(begin)

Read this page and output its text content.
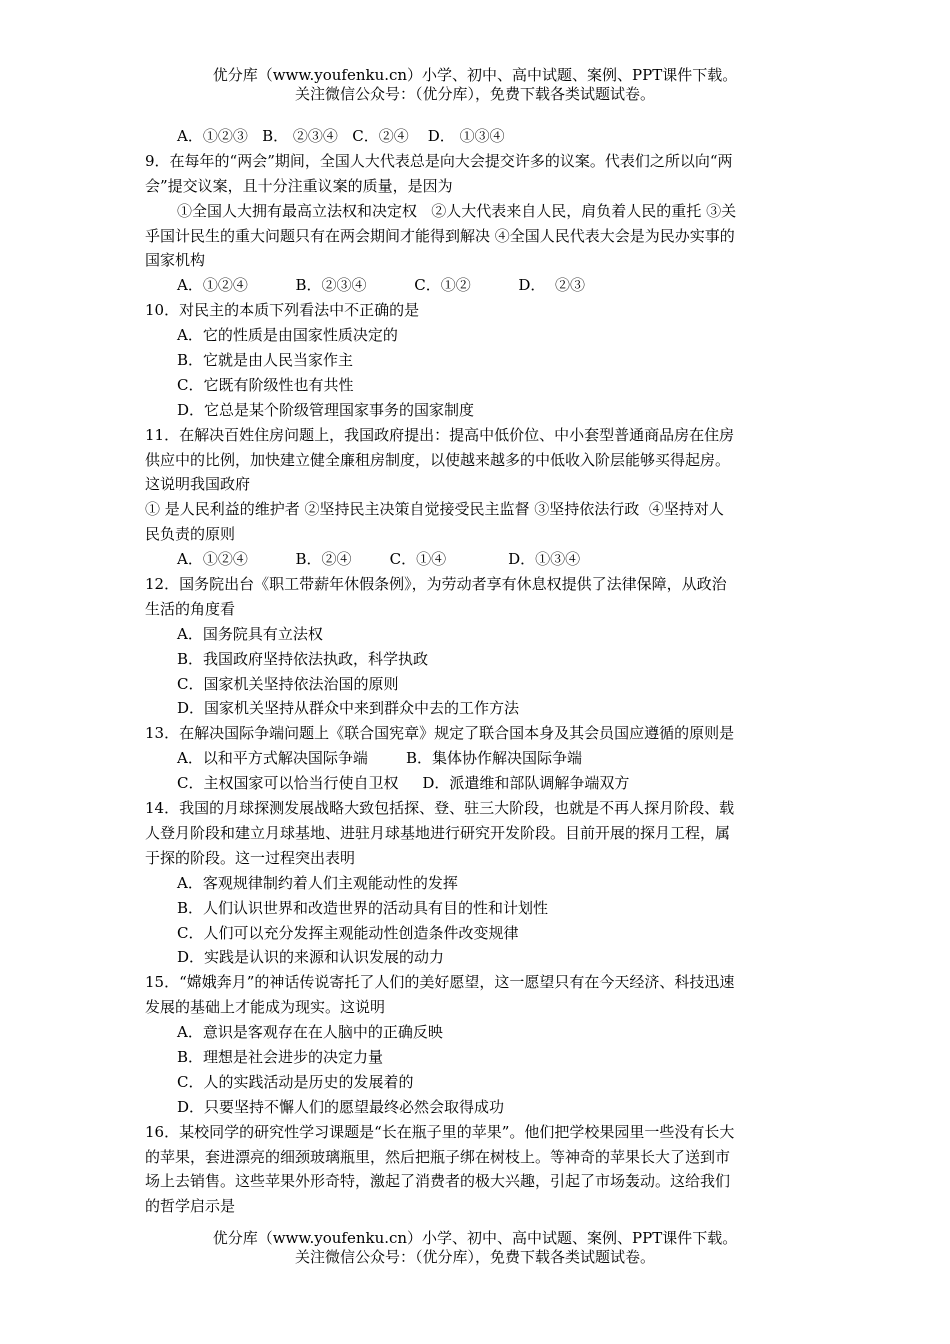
优分库（www.youfenku.cn）小学、初中、高中试题、案例、PPT课件下载。
关注微信公众号：（优分库），免费下载各类试题试卷。
A．①②③   B． ②③④   C．②④    D． ①③④
9．在每年的“两会”期间，全国人大代表总是向大会提交许多的议案。代表们之所以向“两
会”提交议案，且十分注重议案的质量，是因为
①全国人大拥有最高立法权和决定权   ②人大代表来自人民，肩负着人民的重托 ③关
乎国计民生的重大问题只有在两会期间才能得到解决 ④全国人民代表大会是为民办实事的
国家机构
A．①②④          B．②③④          C．①②          D．  ②③
10．对民主的本质下列看法中不正确的是
A．它的性质是由国家性质决定的
B．它就是由人民当家作主
C．它既有阶级性也有共性
D．它总是某个阶级管理国家事务的国家制度
11．在解决百姓住房问题上，我国政府提出：提高中低价位、中小套型普通商品房在住房
供应中的比例，加快建立健全廉租房制度，以使越来越多的中低收入阶层能够买得起房。
这说明我国政府
① 是人民利益的维护者 ②坚持民主决策自觉接受民主监督 ③坚持依法行政  ④坚持对人
民负责的原则
A．①②④          B．②④        C．①④             D．①③④
12．国务院出台《职工带薪年休假条例》，为劳动者享有休息权提供了法律保障，从政治
生活的角度看
A．国务院具有立法权
B．我国政府坚持依法执政，科学执政
C．国家机关坚持依法治国的原则
D．国家机关坚持从群众中来到群众中去的工作方法
13．在解决国际争端问题上《联合国宪章》规定了联合国本身及其会员国应遵循的原则是
A．以和平方式解决国际争端        B．集体协作解决国际争端
C．主权国家可以恰当行使自卫权     D．派遣维和部队调解争端双方
14．我国的月球探测发展战略大致包括探、登、驻三大阶段，也就是不再人探月阶段、载
人登月阶段和建立月球基地、进驻月球基地进行研究开发阶段。目前开展的探月工程，属
于探的阶段。这一过程突出表明
A．客观规律制约着人们主观能动性的发挥
B．人们认识世界和改造世界的活动具有目的性和计划性
C．人们可以充分发挥主观能动性创造条件改变规律
D．实践是认识的来源和认识发展的动力
15．“嫦娥奔月”的神话传说寄托了人们的美好愿望，这一愿望只有在今天经济、科技迅速
发展的基础上才能成为现实。这说明
A．意识是客观存在在人脑中的正确反映
B．理想是社会进步的决定力量
C．人的实践活动是历史的发展着的
D．只要坚持不懈人们的愿望最终必然会取得成功
16．某校同学的研究性学习课题是“长在瓶子里的苹果”。他们把学校果园里一些没有长大
的苹果，套进漂亮的细颈玻璃瓶里，然后把瓶子绑在树枝上。等神奇的苹果长大了送到市
场上去销售。这些苹果外形奇特，激起了消费者的极大兴趣，引起了市场轰动。这给我们
的哲学启示是
优分库（www.youfenku.cn）小学、初中、高中试题、案例、PPT课件下载。
关注微信公众号：（优分库），免费下载各类试题试卷。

(end)

DO THIS> From the material above, copy everything exactly but the pictures.

EXERCISE RESULT>
Read this page and output its text content.
优分库（www.youfenku.cn）小学、初中、高中试题、案例、PPT课件下载。
关注微信公众号：（优分库），免费下载各类试题试卷。
A．①②③   B． ②③④   C．②④    D． ①③④
9．在每年的“两会”期间，全国人大代表总是向大会提交许多的议案。代表们之所以向“两
会”提交议案，且十分注重议案的质量，是因为
①全国人大拥有最高立法权和决定权   ②人大代表来自人民，肩负着人民的重托 ③关
乎国计民生的重大问题只有在两会期间才能得到解决 ④全国人民代表大会是为民办实事的
国家机构
A．①②④          B．②③④          C．①②          D．  ②③
10．对民主的本质下列看法中不正确的是
A．它的性质是由国家性质决定的
B．它就是由人民当家作主
C．它既有阶级性也有共性
D．它总是某个阶级管理国家事务的国家制度
11．在解决百姓住房问题上，我国政府提出：提高中低价位、中小套型普通商品房在住房
供应中的比例，加快建立健全廉租房制度，以使越来越多的中低收入阶层能够买得起房。
这说明我国政府
① 是人民利益的维护者 ②坚持民主决策自觉接受民主监督 ③坚持依法行政  ④坚持对人
民负责的原则
A．①②④          B．②④        C．①④             D．①③④
12．国务院出台《职工带薪年休假条例》，为劳动者享有休息权提供了法律保障，从政治
生活的角度看
A．国务院具有立法权
B．我国政府坚持依法执政，科学执政
C．国家机关坚持依法治国的原则
D．国家机关坚持从群众中来到群众中去的工作方法
13．在解决国际争端问题上《联合国宪章》规定了联合国本身及其会员国应遵循的原则是
A．以和平方式解决国际争端        B．集体协作解决国际争端
C．主权国家可以恰当行使自卫权     D．派遣维和部队调解争端双方
14．我国的月球探测发展战略大致包括探、登、驻三大阶段，也就是不再人探月阶段、载
人登月阶段和建立月球基地、进驻月球基地进行研究开发阶段。目前开展的探月工程，属
于探的阶段。这一过程突出表明
A．客观规律制约着人们主观能动性的发挥
B．人们认识世界和改造世界的活动具有目的性和计划性
C．人们可以充分发挥主观能动性创造条件改变规律
D．实践是认识的来源和认识发展的动力
15．“嫦娥奔月”的神话传说寄托了人们的美好愿望，这一愿望只有在今天经济、科技迅速
发展的基础上才能成为现实。这说明
A．意识是客观存在在人脑中的正确反映
B．理想是社会进步的决定力量
C．人的实践活动是历史的发展着的
D．只要坚持不懈人们的愿望最终必然会取得成功
16．某校同学的研究性学习课题是“长在瓶子里的苹果”。他们把学校果园里一些没有长大
的苹果，套进漂亮的细颈玻璃瓶里，然后把瓶子绑在树枝上。等神奇的苹果长大了送到市
场上去销售。这些苹果外形奇特，激起了消费者的极大兴趣，引起了市场轰动。这给我们
的哲学启示是
优分库（www.youfenku.cn）小学、初中、高中试题、案例、PPT课件下载。
关注微信公众号：（优分库），免费下载各类试题试卷。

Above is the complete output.